Objective: Copy everything in the listing below word for word, apart from any images.
++++ Recorded information
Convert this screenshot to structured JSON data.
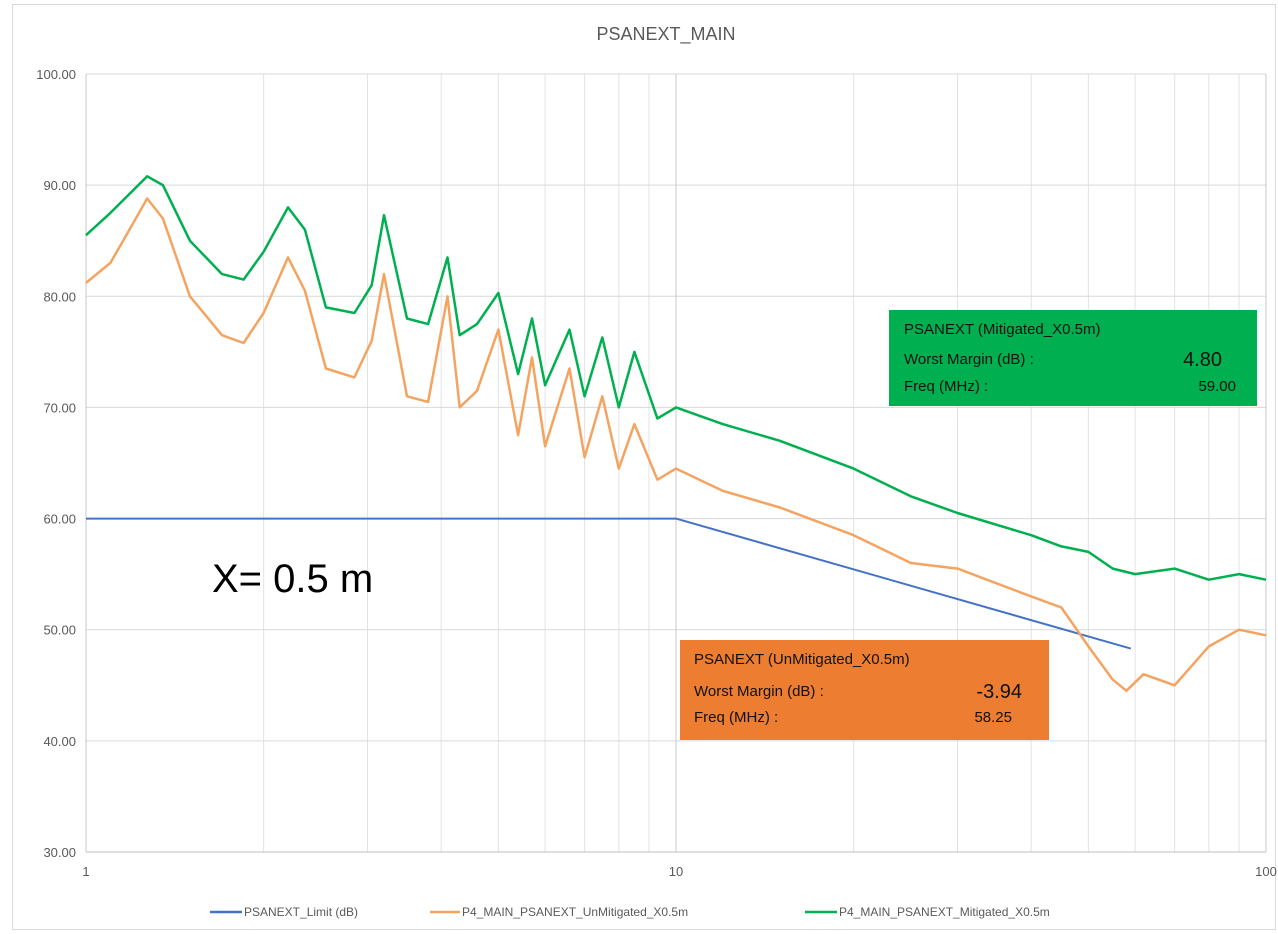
{
  "chart_data": {
    "type": "line",
    "title": "PSANEXT_MAIN",
    "xscale": "log",
    "xlim": [
      1,
      100
    ],
    "ylim": [
      30,
      100
    ],
    "x_ticks": [
      "1",
      "10",
      "100"
    ],
    "y_ticks": [
      "30.00",
      "40.00",
      "50.00",
      "60.00",
      "70.00",
      "80.00",
      "90.00",
      "100.00"
    ],
    "grid": true,
    "legend_position": "bottom",
    "series": [
      {
        "name": "PSANEXT_Limit (dB)",
        "color": "#4472c4",
        "x": [
          1,
          10,
          59
        ],
        "y": [
          60.0,
          60.0,
          48.3
        ]
      },
      {
        "name": "P4_MAIN_PSANEXT_UnMitigated_X0.5m",
        "color": "#f4a460",
        "x": [
          1,
          1.1,
          1.2,
          1.27,
          1.35,
          1.5,
          1.7,
          1.85,
          2.0,
          2.2,
          2.35,
          2.55,
          2.85,
          3.05,
          3.2,
          3.5,
          3.8,
          4.1,
          4.3,
          4.6,
          5.0,
          5.4,
          5.7,
          6.0,
          6.6,
          7.0,
          7.5,
          8.0,
          8.5,
          9.3,
          10,
          12,
          15,
          20,
          25,
          30,
          40,
          45,
          50,
          55,
          58,
          62,
          70,
          80,
          90,
          100
        ],
        "y": [
          81.2,
          83.0,
          86.5,
          88.8,
          87.0,
          80.0,
          76.5,
          75.8,
          78.5,
          83.5,
          80.5,
          73.5,
          72.7,
          76.0,
          82.0,
          71.0,
          70.5,
          80.0,
          70.0,
          71.5,
          77.0,
          67.5,
          74.5,
          66.5,
          73.5,
          65.5,
          71.0,
          64.5,
          68.5,
          63.5,
          64.5,
          62.5,
          61.0,
          58.5,
          56.0,
          55.5,
          53.0,
          52.0,
          48.5,
          45.5,
          44.5,
          46.0,
          45.0,
          48.5,
          50.0,
          49.5
        ]
      },
      {
        "name": "P4_MAIN_PSANEXT_Mitigated_X0.5m",
        "color": "#00b050",
        "x": [
          1,
          1.1,
          1.2,
          1.27,
          1.35,
          1.5,
          1.7,
          1.85,
          2.0,
          2.2,
          2.35,
          2.55,
          2.85,
          3.05,
          3.2,
          3.5,
          3.8,
          4.1,
          4.3,
          4.6,
          5.0,
          5.4,
          5.7,
          6.0,
          6.6,
          7.0,
          7.5,
          8.0,
          8.5,
          9.3,
          10,
          12,
          15,
          20,
          25,
          30,
          40,
          45,
          50,
          55,
          60,
          70,
          80,
          90,
          100
        ],
        "y": [
          85.5,
          87.5,
          89.5,
          90.8,
          90.0,
          85.0,
          82.0,
          81.5,
          84.0,
          88.0,
          86.0,
          79.0,
          78.5,
          81.0,
          87.3,
          78.0,
          77.5,
          83.5,
          76.5,
          77.5,
          80.3,
          73.0,
          78.0,
          72.0,
          77.0,
          71.0,
          76.3,
          70.0,
          75.0,
          69.0,
          70.0,
          68.5,
          67.0,
          64.5,
          62.0,
          60.5,
          58.5,
          57.5,
          57.0,
          55.5,
          55.0,
          55.5,
          54.5,
          55.0,
          54.5
        ]
      }
    ]
  },
  "annotations": {
    "distance_label": "X= 0.5 m"
  },
  "info_boxes": {
    "mitigated": {
      "color": "#00b050",
      "title": "PSANEXT (Mitigated_X0.5m)",
      "margin_label": "Worst Margin (dB) :",
      "margin_value": "4.80",
      "freq_label": "Freq (MHz) :",
      "freq_value": "59.00"
    },
    "unmitigated": {
      "color": "#ed7d31",
      "title": "PSANEXT (UnMitigated_X0.5m)",
      "margin_label": "Worst Margin (dB) :",
      "margin_value": "-3.94",
      "freq_label": "Freq (MHz) :",
      "freq_value": "58.25"
    }
  },
  "legend": {
    "items": [
      {
        "label": "PSANEXT_Limit (dB)",
        "color": "#4472c4"
      },
      {
        "label": "P4_MAIN_PSANEXT_UnMitigated_X0.5m",
        "color": "#f4a460"
      },
      {
        "label": "P4_MAIN_PSANEXT_Mitigated_X0.5m",
        "color": "#00b050"
      }
    ]
  }
}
++++++++
Result:
Convert this screenshot to structured JSON data.
{
  "chart_data": {
    "type": "line",
    "title": "PSANEXT_MAIN",
    "xscale": "log",
    "xlim": [
      1,
      100
    ],
    "ylim": [
      30,
      100
    ],
    "x_ticks": [
      "1",
      "10",
      "100"
    ],
    "y_ticks": [
      "30.00",
      "40.00",
      "50.00",
      "60.00",
      "70.00",
      "80.00",
      "90.00",
      "100.00"
    ],
    "grid": true,
    "legend_position": "bottom",
    "series": [
      {
        "name": "PSANEXT_Limit (dB)",
        "color": "#4472c4",
        "x": [
          1,
          10,
          59
        ],
        "y": [
          60.0,
          60.0,
          48.3
        ]
      },
      {
        "name": "P4_MAIN_PSANEXT_UnMitigated_X0.5m",
        "color": "#f4a460",
        "x": [
          1,
          1.1,
          1.2,
          1.27,
          1.35,
          1.5,
          1.7,
          1.85,
          2.0,
          2.2,
          2.35,
          2.55,
          2.85,
          3.05,
          3.2,
          3.5,
          3.8,
          4.1,
          4.3,
          4.6,
          5.0,
          5.4,
          5.7,
          6.0,
          6.6,
          7.0,
          7.5,
          8.0,
          8.5,
          9.3,
          10,
          12,
          15,
          20,
          25,
          30,
          40,
          45,
          50,
          55,
          58,
          62,
          70,
          80,
          90,
          100
        ],
        "y": [
          81.2,
          83.0,
          86.5,
          88.8,
          87.0,
          80.0,
          76.5,
          75.8,
          78.5,
          83.5,
          80.5,
          73.5,
          72.7,
          76.0,
          82.0,
          71.0,
          70.5,
          80.0,
          70.0,
          71.5,
          77.0,
          67.5,
          74.5,
          66.5,
          73.5,
          65.5,
          71.0,
          64.5,
          68.5,
          63.5,
          64.5,
          62.5,
          61.0,
          58.5,
          56.0,
          55.5,
          53.0,
          52.0,
          48.5,
          45.5,
          44.5,
          46.0,
          45.0,
          48.5,
          50.0,
          49.5
        ]
      },
      {
        "name": "P4_MAIN_PSANEXT_Mitigated_X0.5m",
        "color": "#00b050",
        "x": [
          1,
          1.1,
          1.2,
          1.27,
          1.35,
          1.5,
          1.7,
          1.85,
          2.0,
          2.2,
          2.35,
          2.55,
          2.85,
          3.05,
          3.2,
          3.5,
          3.8,
          4.1,
          4.3,
          4.6,
          5.0,
          5.4,
          5.7,
          6.0,
          6.6,
          7.0,
          7.5,
          8.0,
          8.5,
          9.3,
          10,
          12,
          15,
          20,
          25,
          30,
          40,
          45,
          50,
          55,
          60,
          70,
          80,
          90,
          100
        ],
        "y": [
          85.5,
          87.5,
          89.5,
          90.8,
          90.0,
          85.0,
          82.0,
          81.5,
          84.0,
          88.0,
          86.0,
          79.0,
          78.5,
          81.0,
          87.3,
          78.0,
          77.5,
          83.5,
          76.5,
          77.5,
          80.3,
          73.0,
          78.0,
          72.0,
          77.0,
          71.0,
          76.3,
          70.0,
          75.0,
          69.0,
          70.0,
          68.5,
          67.0,
          64.5,
          62.0,
          60.5,
          58.5,
          57.5,
          57.0,
          55.5,
          55.0,
          55.5,
          54.5,
          55.0,
          54.5
        ]
      }
    ]
  },
  "annotations": {
    "distance_label": "X= 0.5 m"
  },
  "info_boxes": {
    "mitigated": {
      "color": "#00b050",
      "title": "PSANEXT (Mitigated_X0.5m)",
      "margin_label": "Worst Margin (dB) :",
      "margin_value": "4.80",
      "freq_label": "Freq (MHz) :",
      "freq_value": "59.00"
    },
    "unmitigated": {
      "color": "#ed7d31",
      "title": "PSANEXT (UnMitigated_X0.5m)",
      "margin_label": "Worst Margin (dB) :",
      "margin_value": "-3.94",
      "freq_label": "Freq (MHz) :",
      "freq_value": "58.25"
    }
  },
  "legend": {
    "items": [
      {
        "label": "PSANEXT_Limit (dB)",
        "color": "#4472c4"
      },
      {
        "label": "P4_MAIN_PSANEXT_UnMitigated_X0.5m",
        "color": "#f4a460"
      },
      {
        "label": "P4_MAIN_PSANEXT_Mitigated_X0.5m",
        "color": "#00b050"
      }
    ]
  }
}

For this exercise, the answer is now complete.